**Task statement**
Work through the material below and count the lines holding the word "label"; give that count and nothing more.

(Data entries)
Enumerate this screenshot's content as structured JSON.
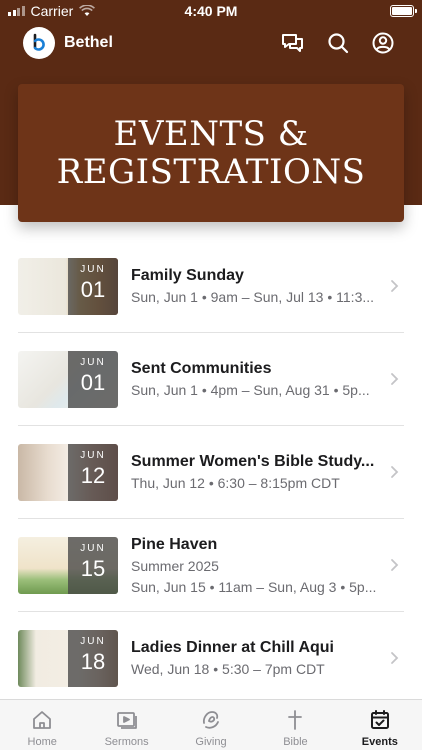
{
  "status_bar": {
    "carrier": "Carrier",
    "time": "4:40 PM"
  },
  "app": {
    "name": "Bethel"
  },
  "colors": {
    "header_brown": "#5a2a14",
    "hero_brown": "#6e3418",
    "accent_blue": "#1a7fd6"
  },
  "header_icons": [
    "chat-icon",
    "search-icon",
    "profile-icon"
  ],
  "hero": {
    "title": "EVENTS &\nREGISTRATIONS"
  },
  "events": [
    {
      "month": "JUN",
      "day": "01",
      "title": "Family Sunday",
      "lines": [
        "Sun, Jun 1 • 9am – Sun, Jul 13 • 11:3..."
      ]
    },
    {
      "month": "JUN",
      "day": "01",
      "title": "Sent Communities",
      "lines": [
        "Sun, Jun 1 • 4pm – Sun, Aug 31 • 5p..."
      ]
    },
    {
      "month": "JUN",
      "day": "12",
      "title": "Summer Women's Bible Study...",
      "lines": [
        "Thu, Jun 12 • 6:30 – 8:15pm CDT"
      ]
    },
    {
      "month": "JUN",
      "day": "15",
      "title": "Pine Haven",
      "lines": [
        "Summer 2025",
        "Sun, Jun 15 • 11am – Sun, Aug 3 • 5p..."
      ]
    },
    {
      "month": "JUN",
      "day": "18",
      "title": "Ladies Dinner at Chill Aqui",
      "lines": [
        "Wed, Jun 18 • 5:30 – 7pm CDT"
      ]
    }
  ],
  "tabs": [
    {
      "label": "Home",
      "icon": "home-icon",
      "active": false
    },
    {
      "label": "Sermons",
      "icon": "sermons-icon",
      "active": false
    },
    {
      "label": "Giving",
      "icon": "giving-icon",
      "active": false
    },
    {
      "label": "Bible",
      "icon": "bible-icon",
      "active": false
    },
    {
      "label": "Events",
      "icon": "events-icon",
      "active": true
    }
  ]
}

**Solution for this task**
5